(Layout records)
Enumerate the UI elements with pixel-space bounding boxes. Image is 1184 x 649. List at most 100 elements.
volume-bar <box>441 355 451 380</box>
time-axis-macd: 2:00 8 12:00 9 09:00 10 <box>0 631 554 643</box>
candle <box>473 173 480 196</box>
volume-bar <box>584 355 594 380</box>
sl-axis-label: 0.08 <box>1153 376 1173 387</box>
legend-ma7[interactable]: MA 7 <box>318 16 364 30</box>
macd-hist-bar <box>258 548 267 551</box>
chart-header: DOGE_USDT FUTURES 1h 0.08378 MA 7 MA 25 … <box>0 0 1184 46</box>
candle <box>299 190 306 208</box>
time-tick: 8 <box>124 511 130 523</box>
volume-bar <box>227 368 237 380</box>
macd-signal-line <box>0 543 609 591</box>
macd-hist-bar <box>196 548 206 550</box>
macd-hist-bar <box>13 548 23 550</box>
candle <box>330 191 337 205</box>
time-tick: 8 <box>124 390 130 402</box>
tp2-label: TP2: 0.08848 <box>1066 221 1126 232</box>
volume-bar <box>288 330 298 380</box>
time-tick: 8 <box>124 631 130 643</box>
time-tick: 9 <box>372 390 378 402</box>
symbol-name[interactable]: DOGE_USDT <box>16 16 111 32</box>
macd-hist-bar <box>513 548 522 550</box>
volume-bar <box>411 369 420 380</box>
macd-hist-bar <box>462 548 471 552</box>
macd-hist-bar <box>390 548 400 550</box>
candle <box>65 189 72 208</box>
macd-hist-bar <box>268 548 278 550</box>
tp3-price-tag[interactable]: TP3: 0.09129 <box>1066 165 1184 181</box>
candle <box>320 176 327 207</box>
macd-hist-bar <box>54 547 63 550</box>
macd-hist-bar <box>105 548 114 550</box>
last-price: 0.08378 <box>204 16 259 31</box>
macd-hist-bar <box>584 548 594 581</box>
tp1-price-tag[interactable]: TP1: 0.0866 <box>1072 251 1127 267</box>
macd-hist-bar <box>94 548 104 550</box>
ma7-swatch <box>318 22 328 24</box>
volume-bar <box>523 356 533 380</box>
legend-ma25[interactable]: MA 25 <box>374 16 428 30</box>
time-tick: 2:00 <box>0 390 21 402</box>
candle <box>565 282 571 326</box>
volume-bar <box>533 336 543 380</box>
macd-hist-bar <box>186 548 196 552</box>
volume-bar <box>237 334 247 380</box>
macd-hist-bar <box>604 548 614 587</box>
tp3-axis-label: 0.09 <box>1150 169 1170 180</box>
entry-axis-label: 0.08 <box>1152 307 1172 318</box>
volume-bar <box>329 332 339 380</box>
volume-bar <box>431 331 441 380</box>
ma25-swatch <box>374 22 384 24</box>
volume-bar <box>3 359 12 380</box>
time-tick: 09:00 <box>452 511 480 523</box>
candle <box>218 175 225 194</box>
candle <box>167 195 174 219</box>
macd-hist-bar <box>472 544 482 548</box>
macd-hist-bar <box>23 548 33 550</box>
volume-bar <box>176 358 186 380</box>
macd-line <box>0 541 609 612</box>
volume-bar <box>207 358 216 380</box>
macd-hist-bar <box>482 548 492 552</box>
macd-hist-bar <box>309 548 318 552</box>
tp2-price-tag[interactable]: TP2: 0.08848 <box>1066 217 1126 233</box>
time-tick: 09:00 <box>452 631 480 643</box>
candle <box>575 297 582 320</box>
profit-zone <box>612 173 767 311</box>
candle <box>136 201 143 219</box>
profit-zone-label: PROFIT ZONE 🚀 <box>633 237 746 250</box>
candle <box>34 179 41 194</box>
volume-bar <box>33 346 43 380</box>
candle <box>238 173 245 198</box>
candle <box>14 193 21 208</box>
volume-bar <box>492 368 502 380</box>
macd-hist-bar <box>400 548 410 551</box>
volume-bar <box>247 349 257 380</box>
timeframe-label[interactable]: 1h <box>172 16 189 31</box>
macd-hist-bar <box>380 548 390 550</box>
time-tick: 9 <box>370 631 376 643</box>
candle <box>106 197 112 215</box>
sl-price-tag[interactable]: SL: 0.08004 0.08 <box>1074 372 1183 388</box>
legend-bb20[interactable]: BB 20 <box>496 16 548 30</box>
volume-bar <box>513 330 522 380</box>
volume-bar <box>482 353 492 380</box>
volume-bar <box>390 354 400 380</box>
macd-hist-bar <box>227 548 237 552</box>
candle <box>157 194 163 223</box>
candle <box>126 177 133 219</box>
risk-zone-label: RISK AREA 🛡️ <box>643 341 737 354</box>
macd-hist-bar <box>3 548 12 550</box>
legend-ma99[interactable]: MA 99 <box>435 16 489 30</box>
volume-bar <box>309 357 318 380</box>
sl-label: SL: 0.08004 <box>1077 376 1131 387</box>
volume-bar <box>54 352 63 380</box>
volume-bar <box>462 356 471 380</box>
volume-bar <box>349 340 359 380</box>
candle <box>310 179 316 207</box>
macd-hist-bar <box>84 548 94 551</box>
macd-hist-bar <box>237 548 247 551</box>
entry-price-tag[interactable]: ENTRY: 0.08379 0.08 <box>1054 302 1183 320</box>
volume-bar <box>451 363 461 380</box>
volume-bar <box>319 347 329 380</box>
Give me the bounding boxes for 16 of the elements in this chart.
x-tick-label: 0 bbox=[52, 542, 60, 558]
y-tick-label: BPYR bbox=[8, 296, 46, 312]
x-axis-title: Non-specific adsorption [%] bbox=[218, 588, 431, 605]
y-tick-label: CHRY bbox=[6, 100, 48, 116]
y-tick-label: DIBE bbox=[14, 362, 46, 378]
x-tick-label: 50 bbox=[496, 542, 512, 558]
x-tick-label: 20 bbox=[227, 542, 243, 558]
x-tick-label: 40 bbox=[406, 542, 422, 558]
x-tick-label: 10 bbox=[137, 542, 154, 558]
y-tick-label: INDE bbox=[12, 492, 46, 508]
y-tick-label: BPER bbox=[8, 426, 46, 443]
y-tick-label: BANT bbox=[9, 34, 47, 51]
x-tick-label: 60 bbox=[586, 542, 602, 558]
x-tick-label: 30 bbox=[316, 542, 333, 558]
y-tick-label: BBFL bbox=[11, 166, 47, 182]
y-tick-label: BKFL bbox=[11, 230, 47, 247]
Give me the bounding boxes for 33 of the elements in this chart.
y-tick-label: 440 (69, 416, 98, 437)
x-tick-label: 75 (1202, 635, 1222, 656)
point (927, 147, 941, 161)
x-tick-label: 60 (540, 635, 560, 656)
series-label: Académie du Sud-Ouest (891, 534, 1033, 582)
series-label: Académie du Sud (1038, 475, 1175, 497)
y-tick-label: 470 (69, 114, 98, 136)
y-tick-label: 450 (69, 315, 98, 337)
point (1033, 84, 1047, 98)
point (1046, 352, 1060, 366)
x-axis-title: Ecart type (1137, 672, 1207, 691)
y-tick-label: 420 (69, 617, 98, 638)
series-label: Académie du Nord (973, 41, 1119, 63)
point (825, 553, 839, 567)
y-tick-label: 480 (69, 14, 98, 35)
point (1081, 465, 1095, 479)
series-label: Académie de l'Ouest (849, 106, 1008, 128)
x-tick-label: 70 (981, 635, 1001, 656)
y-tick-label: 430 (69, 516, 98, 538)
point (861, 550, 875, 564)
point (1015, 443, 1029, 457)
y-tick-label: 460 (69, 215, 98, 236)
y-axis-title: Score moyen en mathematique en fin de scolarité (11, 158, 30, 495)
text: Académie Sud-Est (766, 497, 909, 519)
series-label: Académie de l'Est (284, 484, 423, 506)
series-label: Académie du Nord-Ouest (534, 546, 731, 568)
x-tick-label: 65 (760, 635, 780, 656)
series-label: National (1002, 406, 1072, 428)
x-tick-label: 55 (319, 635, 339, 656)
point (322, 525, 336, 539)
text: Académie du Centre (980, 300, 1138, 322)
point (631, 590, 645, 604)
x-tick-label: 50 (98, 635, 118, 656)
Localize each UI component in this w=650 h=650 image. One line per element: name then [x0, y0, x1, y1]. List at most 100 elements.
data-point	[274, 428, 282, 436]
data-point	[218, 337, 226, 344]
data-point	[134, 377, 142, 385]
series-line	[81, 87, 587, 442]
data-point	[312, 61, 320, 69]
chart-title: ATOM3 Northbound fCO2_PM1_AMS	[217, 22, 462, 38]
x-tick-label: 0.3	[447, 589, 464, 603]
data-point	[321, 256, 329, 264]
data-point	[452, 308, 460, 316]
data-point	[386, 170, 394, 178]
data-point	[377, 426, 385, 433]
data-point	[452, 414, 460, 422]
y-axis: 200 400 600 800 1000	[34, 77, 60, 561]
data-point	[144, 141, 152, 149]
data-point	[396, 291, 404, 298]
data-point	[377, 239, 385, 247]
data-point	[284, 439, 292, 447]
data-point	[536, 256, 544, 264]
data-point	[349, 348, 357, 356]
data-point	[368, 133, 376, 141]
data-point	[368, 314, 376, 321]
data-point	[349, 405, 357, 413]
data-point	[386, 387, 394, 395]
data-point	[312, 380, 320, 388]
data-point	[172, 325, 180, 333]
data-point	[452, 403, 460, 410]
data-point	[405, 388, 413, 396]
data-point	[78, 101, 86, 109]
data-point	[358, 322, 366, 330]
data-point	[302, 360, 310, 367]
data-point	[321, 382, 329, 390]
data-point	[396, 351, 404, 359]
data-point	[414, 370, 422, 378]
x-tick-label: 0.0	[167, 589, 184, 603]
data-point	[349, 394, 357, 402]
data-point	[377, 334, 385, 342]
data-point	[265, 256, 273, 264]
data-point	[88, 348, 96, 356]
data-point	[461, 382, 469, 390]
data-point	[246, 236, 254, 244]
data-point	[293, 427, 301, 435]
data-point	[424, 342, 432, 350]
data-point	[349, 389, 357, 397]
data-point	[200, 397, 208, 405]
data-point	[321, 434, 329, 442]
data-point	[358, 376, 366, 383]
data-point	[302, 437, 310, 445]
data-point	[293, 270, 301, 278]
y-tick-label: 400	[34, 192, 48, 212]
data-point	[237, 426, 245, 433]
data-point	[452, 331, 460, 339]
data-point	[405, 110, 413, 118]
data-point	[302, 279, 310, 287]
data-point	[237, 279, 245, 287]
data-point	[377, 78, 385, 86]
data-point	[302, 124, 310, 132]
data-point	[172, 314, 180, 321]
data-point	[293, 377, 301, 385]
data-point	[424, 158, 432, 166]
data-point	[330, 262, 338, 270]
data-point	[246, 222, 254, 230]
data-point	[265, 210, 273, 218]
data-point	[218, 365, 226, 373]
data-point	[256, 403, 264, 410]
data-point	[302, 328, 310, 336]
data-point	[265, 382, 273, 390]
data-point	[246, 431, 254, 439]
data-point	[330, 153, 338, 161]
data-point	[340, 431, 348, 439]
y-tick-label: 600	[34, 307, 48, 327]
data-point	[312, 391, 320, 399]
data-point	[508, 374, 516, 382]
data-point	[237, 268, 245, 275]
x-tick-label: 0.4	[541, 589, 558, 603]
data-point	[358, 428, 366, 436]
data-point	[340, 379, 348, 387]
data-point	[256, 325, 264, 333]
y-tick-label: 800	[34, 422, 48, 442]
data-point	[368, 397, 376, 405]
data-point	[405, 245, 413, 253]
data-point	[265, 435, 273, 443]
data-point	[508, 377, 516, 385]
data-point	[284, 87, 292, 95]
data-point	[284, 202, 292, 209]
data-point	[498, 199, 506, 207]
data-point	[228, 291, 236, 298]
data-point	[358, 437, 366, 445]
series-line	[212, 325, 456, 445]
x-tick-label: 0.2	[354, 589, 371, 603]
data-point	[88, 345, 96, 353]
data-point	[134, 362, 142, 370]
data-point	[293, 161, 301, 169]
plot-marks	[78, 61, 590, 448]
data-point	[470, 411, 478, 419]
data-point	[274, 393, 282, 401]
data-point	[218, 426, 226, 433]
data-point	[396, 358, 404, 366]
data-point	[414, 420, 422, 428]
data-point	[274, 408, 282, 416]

§ What is expected: Please lay out the entries as a Markdown table with the columns "Row" and "Line", covering everything from the first entry through the line containing "last-price: 0.08378 <box>204 16 259 31</box>", both ends included. Number each line in Row, and leave out blank lines.

§ Completed exercise:
| Row | Line |
|---|---|
| 1 | Enumerate the UI elements with pixel-space bounding boxes. Image is 1184 x 649. List at most 100 elements. |
| 2 | volume-bar <box>441 355 451 380</box> |
| 3 | time-axis-macd: 2:00 8 12:00 9 09:00 10 <box>0 631 554 643</box> |
| 4 | candle <box>473 173 480 196</box> |
| 5 | volume-bar <box>584 355 594 380</box> |
| 6 | sl-axis-label: 0.08 <box>1153 376 1173 387</box> |
| 7 | legend-ma7[interactable]: MA 7 <box>318 16 364 30</box> |
| 8 | macd-hist-bar <box>258 548 267 551</box> |
| 9 | chart-header: DOGE_USDT FUTURES 1h 0.08378 MA 7 MA 25 … <box>0 0 1184 46</box> |
| 10 | candle <box>299 190 306 208</box> |
| 11 | time-tick: 8 <box>124 511 130 523</box> |
| 12 | volume-bar <box>227 368 237 380</box> |
| 13 | macd-signal-line <box>0 543 609 591</box> |
| 14 | macd-hist-bar <box>196 548 206 550</box> |
| 15 | macd-hist-bar <box>13 548 23 550</box> |
| 16 | candle <box>330 191 337 205</box> |
| 17 | time-tick: 8 <box>124 390 130 402</box> |
| 18 | tp2-label: TP2: 0.08848 <box>1066 221 1126 232</box> |
| 19 | volume-bar <box>288 330 298 380</box> |
| 20 | time-tick: 8 <box>124 631 130 643</box> |
| 21 | time-tick: 9 <box>372 390 378 402</box> |
| 22 | symbol-name[interactable]: DOGE_USDT <box>16 16 111 32</box> |
| 23 | macd-hist-bar <box>513 548 522 550</box> |
| 24 | volume-bar <box>411 369 420 380</box> |
| 25 | macd-hist-bar <box>462 548 471 552</box> |
| 26 | macd-hist-bar <box>390 548 400 550</box> |
| 27 | candle <box>65 189 72 208</box> |
| 28 | macd-hist-bar <box>268 548 278 550</box> |
| 29 | tp3-price-tag[interactable]: TP3: 0.09129 <box>1066 165 1184 181</box> |
| 30 | candle <box>320 176 327 207</box> |
| 31 | macd-hist-bar <box>54 547 63 550</box> |
| 32 | macd-hist-bar <box>105 548 114 550</box> |
| 33 | last-price: 0.08378 <box>204 16 259 31</box> |